DIRECTIONS FOR THIS TASK: All of the data that follows should be retyped exactly, please, except the pictures.

[DATA SUPPLIED start]

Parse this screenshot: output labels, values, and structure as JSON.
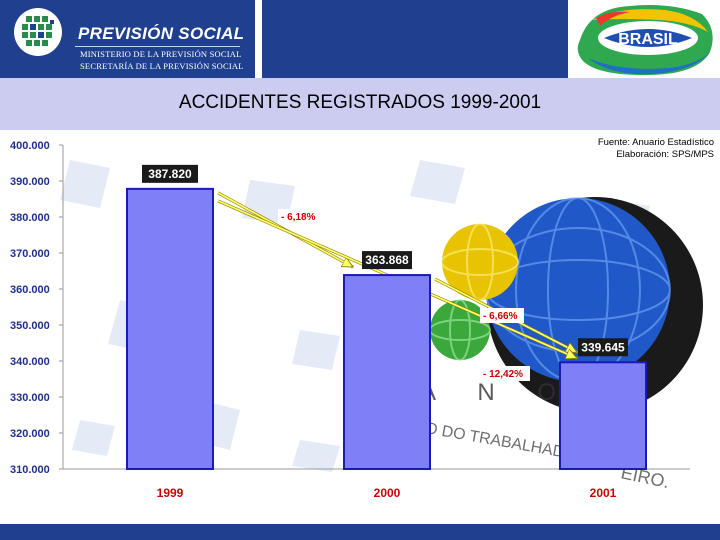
{
  "header": {
    "org_title": "PREVISIÓN SOCIAL",
    "ministry_line1": "MINISTERIO DE LA PREVISIÓN SOCIAL",
    "ministry_line2": "SECRETARÍA DE LA PREVISIÓN SOCIAL",
    "brand_logo_text": "BRASIL"
  },
  "source_note": {
    "line1": "Fuente: Anuario Estadístico",
    "line2": "Elaboración: SPS/MPS"
  },
  "colors": {
    "header_blue": "#1f3f8f",
    "title_band": "#ccccf0",
    "bar_fill": "#7f7ff7",
    "bar_stroke": "#1a1ab8",
    "axis_label": "#1f2f8f",
    "category_label": "#cc0000",
    "change_label": "#cc0000",
    "arrow": "#ffff66"
  },
  "chart_data": {
    "type": "bar",
    "title": "ACCIDENTES REGISTRADOS 1999-2001",
    "categories": [
      "1999",
      "2000",
      "2001"
    ],
    "values": [
      387820,
      363868,
      339645
    ],
    "value_labels": [
      "387.820",
      "363.868",
      "339.645"
    ],
    "ylim": [
      310000,
      400000
    ],
    "yticks": [
      310000,
      320000,
      330000,
      340000,
      350000,
      360000,
      370000,
      380000,
      390000,
      400000
    ],
    "ytick_labels": [
      "310.000",
      "320.000",
      "330.000",
      "340.000",
      "350.000",
      "360.000",
      "370.000",
      "380.000",
      "390.000",
      "400.000"
    ],
    "grid": false,
    "changes": [
      {
        "label": "- 6,18%",
        "from": "1999",
        "to": "2000"
      },
      {
        "label": "- 6,66%",
        "from": "2000",
        "to": "2001"
      },
      {
        "label": "- 12,42%",
        "from": "1999",
        "to": "2001"
      }
    ]
  }
}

[DATA SUPPLIED end]

FULL SOLUTION:
Parse this screenshot: output labels, values, and structure as JSON.
{
  "header": {
    "org_title": "PREVISIÓN SOCIAL",
    "ministry_line1": "MINISTERIO DE LA PREVISIÓN SOCIAL",
    "ministry_line2": "SECRETARÍA DE LA PREVISIÓN SOCIAL",
    "brand_logo_text": "BRASIL"
  },
  "source_note": {
    "line1": "Fuente: Anuario Estadístico",
    "line2": "Elaboración: SPS/MPS"
  },
  "colors": {
    "header_blue": "#1f3f8f",
    "title_band": "#ccccf0",
    "bar_fill": "#7f7ff7",
    "bar_stroke": "#1a1ab8",
    "axis_label": "#1f2f8f",
    "category_label": "#cc0000",
    "change_label": "#cc0000",
    "arrow": "#ffff66"
  },
  "chart_data": {
    "type": "bar",
    "title": "ACCIDENTES REGISTRADOS 1999-2001",
    "categories": [
      "1999",
      "2000",
      "2001"
    ],
    "values": [
      387820,
      363868,
      339645
    ],
    "value_labels": [
      "387.820",
      "363.868",
      "339.645"
    ],
    "ylim": [
      310000,
      400000
    ],
    "yticks": [
      310000,
      320000,
      330000,
      340000,
      350000,
      360000,
      370000,
      380000,
      390000,
      400000
    ],
    "ytick_labels": [
      "310.000",
      "320.000",
      "330.000",
      "340.000",
      "350.000",
      "360.000",
      "370.000",
      "380.000",
      "390.000",
      "400.000"
    ],
    "grid": false,
    "changes": [
      {
        "label": "- 6,18%",
        "from": "1999",
        "to": "2000"
      },
      {
        "label": "- 6,66%",
        "from": "2000",
        "to": "2001"
      },
      {
        "label": "- 12,42%",
        "from": "1999",
        "to": "2001"
      }
    ]
  }
}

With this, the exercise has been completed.